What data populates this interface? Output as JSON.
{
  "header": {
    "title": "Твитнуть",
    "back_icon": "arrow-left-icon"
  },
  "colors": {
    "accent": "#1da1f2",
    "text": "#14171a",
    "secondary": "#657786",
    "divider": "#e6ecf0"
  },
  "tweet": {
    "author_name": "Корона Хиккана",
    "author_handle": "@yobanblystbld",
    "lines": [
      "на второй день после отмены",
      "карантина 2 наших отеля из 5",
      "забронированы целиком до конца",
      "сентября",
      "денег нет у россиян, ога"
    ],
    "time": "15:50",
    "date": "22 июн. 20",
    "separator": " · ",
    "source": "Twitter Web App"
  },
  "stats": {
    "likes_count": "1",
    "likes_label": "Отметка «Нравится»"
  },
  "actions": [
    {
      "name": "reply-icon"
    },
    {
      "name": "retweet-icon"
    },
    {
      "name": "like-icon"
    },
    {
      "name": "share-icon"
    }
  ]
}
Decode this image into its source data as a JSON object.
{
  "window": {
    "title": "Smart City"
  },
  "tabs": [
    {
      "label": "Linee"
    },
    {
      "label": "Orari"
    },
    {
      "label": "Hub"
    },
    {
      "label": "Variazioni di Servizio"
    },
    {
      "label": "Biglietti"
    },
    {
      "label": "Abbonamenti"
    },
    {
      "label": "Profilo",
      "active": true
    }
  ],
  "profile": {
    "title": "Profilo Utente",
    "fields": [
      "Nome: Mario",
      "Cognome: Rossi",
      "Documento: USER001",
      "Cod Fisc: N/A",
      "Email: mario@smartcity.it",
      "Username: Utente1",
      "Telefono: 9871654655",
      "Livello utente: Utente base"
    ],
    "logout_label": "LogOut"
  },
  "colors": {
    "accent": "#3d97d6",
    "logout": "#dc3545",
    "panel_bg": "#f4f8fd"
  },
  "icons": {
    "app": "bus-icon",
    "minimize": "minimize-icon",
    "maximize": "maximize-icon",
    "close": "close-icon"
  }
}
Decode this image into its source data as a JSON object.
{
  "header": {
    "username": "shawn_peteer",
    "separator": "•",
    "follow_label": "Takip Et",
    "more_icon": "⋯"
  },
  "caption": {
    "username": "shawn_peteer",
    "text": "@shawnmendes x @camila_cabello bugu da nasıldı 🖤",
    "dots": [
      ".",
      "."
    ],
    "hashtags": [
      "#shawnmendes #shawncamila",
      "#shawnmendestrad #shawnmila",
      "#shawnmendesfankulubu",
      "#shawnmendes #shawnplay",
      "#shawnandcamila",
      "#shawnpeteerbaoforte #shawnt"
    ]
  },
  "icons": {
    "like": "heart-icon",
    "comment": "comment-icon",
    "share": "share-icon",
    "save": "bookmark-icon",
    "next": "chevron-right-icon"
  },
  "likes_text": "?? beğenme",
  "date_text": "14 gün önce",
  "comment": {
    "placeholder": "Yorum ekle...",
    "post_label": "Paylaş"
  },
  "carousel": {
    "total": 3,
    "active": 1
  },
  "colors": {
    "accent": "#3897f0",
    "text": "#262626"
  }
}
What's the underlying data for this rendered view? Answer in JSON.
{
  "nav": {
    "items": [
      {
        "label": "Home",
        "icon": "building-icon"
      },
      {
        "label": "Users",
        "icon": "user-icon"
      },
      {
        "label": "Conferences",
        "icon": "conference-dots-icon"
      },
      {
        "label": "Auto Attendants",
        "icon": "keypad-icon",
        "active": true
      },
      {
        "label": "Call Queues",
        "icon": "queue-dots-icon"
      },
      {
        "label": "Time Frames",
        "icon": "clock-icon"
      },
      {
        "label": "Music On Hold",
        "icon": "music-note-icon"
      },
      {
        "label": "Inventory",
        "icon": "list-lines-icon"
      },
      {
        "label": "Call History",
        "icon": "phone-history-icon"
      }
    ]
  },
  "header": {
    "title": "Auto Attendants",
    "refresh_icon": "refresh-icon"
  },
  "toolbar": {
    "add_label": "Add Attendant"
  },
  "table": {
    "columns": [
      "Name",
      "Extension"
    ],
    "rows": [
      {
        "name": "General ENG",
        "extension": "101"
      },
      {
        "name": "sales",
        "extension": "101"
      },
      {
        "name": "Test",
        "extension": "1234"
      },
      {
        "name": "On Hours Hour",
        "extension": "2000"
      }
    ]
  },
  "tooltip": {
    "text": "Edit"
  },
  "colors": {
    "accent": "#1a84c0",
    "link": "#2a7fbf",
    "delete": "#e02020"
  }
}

-----

**Goal of the exercise**
Gather all lines from the listing above in which "data" occurs.

**Response**
What data populates this interface? Output as JSON.
Decode this image into its source data as a JSON object.
Decode this image into its source data as a JSON object.
What's the underlying data for this rendered view? Answer in JSON.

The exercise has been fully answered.